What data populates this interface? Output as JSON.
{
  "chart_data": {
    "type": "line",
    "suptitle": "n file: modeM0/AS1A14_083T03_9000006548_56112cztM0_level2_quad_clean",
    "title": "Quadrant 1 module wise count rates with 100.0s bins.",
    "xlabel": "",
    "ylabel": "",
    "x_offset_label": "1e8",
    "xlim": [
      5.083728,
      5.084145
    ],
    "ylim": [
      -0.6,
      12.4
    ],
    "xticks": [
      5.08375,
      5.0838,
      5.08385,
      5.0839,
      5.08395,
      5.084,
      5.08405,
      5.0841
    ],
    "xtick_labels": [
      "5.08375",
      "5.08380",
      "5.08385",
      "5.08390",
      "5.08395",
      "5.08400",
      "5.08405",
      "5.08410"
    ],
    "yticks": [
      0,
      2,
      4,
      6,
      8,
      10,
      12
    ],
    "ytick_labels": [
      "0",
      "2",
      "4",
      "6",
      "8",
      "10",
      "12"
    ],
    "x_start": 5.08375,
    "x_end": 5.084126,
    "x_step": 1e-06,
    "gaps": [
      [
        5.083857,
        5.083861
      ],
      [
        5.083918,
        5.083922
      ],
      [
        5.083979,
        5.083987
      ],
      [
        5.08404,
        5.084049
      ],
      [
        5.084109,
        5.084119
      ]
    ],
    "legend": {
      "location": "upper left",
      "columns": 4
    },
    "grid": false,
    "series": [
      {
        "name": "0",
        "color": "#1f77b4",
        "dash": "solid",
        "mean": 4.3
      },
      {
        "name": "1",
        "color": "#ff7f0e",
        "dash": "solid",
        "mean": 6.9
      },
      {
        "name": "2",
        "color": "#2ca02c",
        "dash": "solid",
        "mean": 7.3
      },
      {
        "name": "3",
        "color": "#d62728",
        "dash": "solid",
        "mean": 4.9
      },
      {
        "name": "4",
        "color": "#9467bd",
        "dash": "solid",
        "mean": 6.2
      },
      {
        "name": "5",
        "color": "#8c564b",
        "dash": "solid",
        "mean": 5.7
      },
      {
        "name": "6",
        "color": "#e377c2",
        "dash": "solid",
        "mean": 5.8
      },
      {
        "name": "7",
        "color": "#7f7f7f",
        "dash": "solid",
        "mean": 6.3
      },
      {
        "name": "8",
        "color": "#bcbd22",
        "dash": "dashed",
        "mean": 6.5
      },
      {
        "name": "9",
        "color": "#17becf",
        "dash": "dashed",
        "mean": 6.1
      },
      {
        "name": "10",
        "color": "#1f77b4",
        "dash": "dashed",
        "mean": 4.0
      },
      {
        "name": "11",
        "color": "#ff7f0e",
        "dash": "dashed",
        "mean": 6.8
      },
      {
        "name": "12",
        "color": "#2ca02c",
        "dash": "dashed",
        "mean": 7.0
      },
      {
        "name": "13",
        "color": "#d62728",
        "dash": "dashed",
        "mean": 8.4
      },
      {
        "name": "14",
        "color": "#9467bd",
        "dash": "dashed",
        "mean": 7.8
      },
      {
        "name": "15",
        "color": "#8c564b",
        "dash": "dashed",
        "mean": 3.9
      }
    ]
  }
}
□ □ □ □
• **WHAT YOU WILL DO**: Every entry above should be retyped exactly as shown.

• **FINISHED ANSWER**:
What data populates this interface? Output as JSON.
{
  "chart_data": {
    "type": "line",
    "suptitle": "n file: modeM0/AS1A14_083T03_9000006548_56112cztM0_level2_quad_clean",
    "title": "Quadrant 1 module wise count rates with 100.0s bins.",
    "xlabel": "",
    "ylabel": "",
    "x_offset_label": "1e8",
    "xlim": [
      5.083728,
      5.084145
    ],
    "ylim": [
      -0.6,
      12.4
    ],
    "xticks": [
      5.08375,
      5.0838,
      5.08385,
      5.0839,
      5.08395,
      5.084,
      5.08405,
      5.0841
    ],
    "xtick_labels": [
      "5.08375",
      "5.08380",
      "5.08385",
      "5.08390",
      "5.08395",
      "5.08400",
      "5.08405",
      "5.08410"
    ],
    "yticks": [
      0,
      2,
      4,
      6,
      8,
      10,
      12
    ],
    "ytick_labels": [
      "0",
      "2",
      "4",
      "6",
      "8",
      "10",
      "12"
    ],
    "x_start": 5.08375,
    "x_end": 5.084126,
    "x_step": 1e-06,
    "gaps": [
      [
        5.083857,
        5.083861
      ],
      [
        5.083918,
        5.083922
      ],
      [
        5.083979,
        5.083987
      ],
      [
        5.08404,
        5.084049
      ],
      [
        5.084109,
        5.084119
      ]
    ],
    "legend": {
      "location": "upper left",
      "columns": 4
    },
    "grid": false,
    "series": [
      {
        "name": "0",
        "color": "#1f77b4",
        "dash": "solid",
        "mean": 4.3
      },
      {
        "name": "1",
        "color": "#ff7f0e",
        "dash": "solid",
        "mean": 6.9
      },
      {
        "name": "2",
        "color": "#2ca02c",
        "dash": "solid",
        "mean": 7.3
      },
      {
        "name": "3",
        "color": "#d62728",
        "dash": "solid",
        "mean": 4.9
      },
      {
        "name": "4",
        "color": "#9467bd",
        "dash": "solid",
        "mean": 6.2
      },
      {
        "name": "5",
        "color": "#8c564b",
        "dash": "solid",
        "mean": 5.7
      },
      {
        "name": "6",
        "color": "#e377c2",
        "dash": "solid",
        "mean": 5.8
      },
      {
        "name": "7",
        "color": "#7f7f7f",
        "dash": "solid",
        "mean": 6.3
      },
      {
        "name": "8",
        "color": "#bcbd22",
        "dash": "dashed",
        "mean": 6.5
      },
      {
        "name": "9",
        "color": "#17becf",
        "dash": "dashed",
        "mean": 6.1
      },
      {
        "name": "10",
        "color": "#1f77b4",
        "dash": "dashed",
        "mean": 4.0
      },
      {
        "name": "11",
        "color": "#ff7f0e",
        "dash": "dashed",
        "mean": 6.8
      },
      {
        "name": "12",
        "color": "#2ca02c",
        "dash": "dashed",
        "mean": 7.0
      },
      {
        "name": "13",
        "color": "#d62728",
        "dash": "dashed",
        "mean": 8.4
      },
      {
        "name": "14",
        "color": "#9467bd",
        "dash": "dashed",
        "mean": 7.8
      },
      {
        "name": "15",
        "color": "#8c564b",
        "dash": "dashed",
        "mean": 3.9
      }
    ]
  }
}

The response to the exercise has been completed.